» GIVEN PROBLEM: Locate the lines that hold the string "source". Copy every such line.

━━━━━━━━━━━━━━━━━━━━━━━━━━━━━━

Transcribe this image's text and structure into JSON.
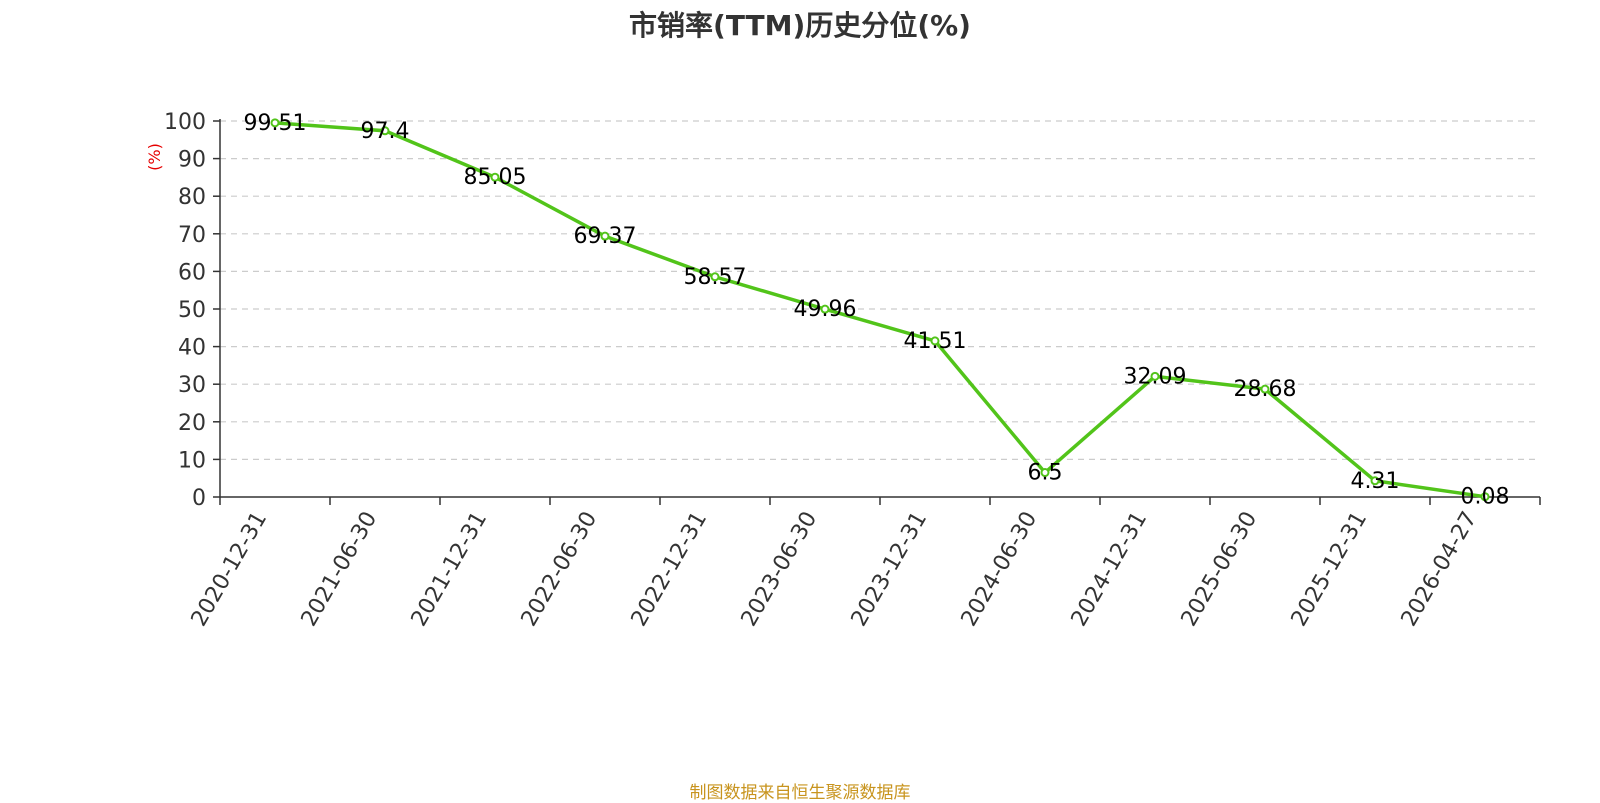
{
  "chart_data": {
    "type": "line",
    "title": "市销率(TTM)历史分位(%)",
    "ylabel": "(%)",
    "xlabel": "",
    "ylim": [
      0,
      100
    ],
    "yticks": [
      0,
      10,
      20,
      30,
      40,
      50,
      60,
      70,
      80,
      90,
      100
    ],
    "categories": [
      "2020-12-31",
      "2021-06-30",
      "2021-12-31",
      "2022-06-30",
      "2022-12-31",
      "2023-06-30",
      "2023-12-31",
      "2024-06-30",
      "2024-12-31",
      "2025-06-30",
      "2025-12-31",
      "2026-04-27"
    ],
    "series": [
      {
        "values": [
          99.51,
          97.4,
          85.05,
          69.37,
          58.57,
          49.96,
          41.51,
          6.5,
          32.09,
          28.68,
          4.31,
          0.08
        ],
        "labels": [
          "99.51",
          "97.4",
          "85.05",
          "69.37",
          "58.57",
          "49.96",
          "41.51",
          "6.5",
          "32.09",
          "28.68",
          "4.31",
          "0.08"
        ],
        "color": "#52c41a"
      }
    ],
    "grid": true,
    "legend": "none",
    "source": "制图数据来自恒生聚源数据库",
    "colors": {
      "line": "#52c41a",
      "ylabel": "#e60000",
      "source": "#c8941e",
      "grid": "#cccccc",
      "axis": "#333333"
    }
  }
}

━━━━━━━━━━━━━━━━━━━━━━━━━━━━━━

» RESULT FOR THIS EXERCISE:
    "source": "制图数据来自恒生聚源数据库",
      "source": "#c8941e",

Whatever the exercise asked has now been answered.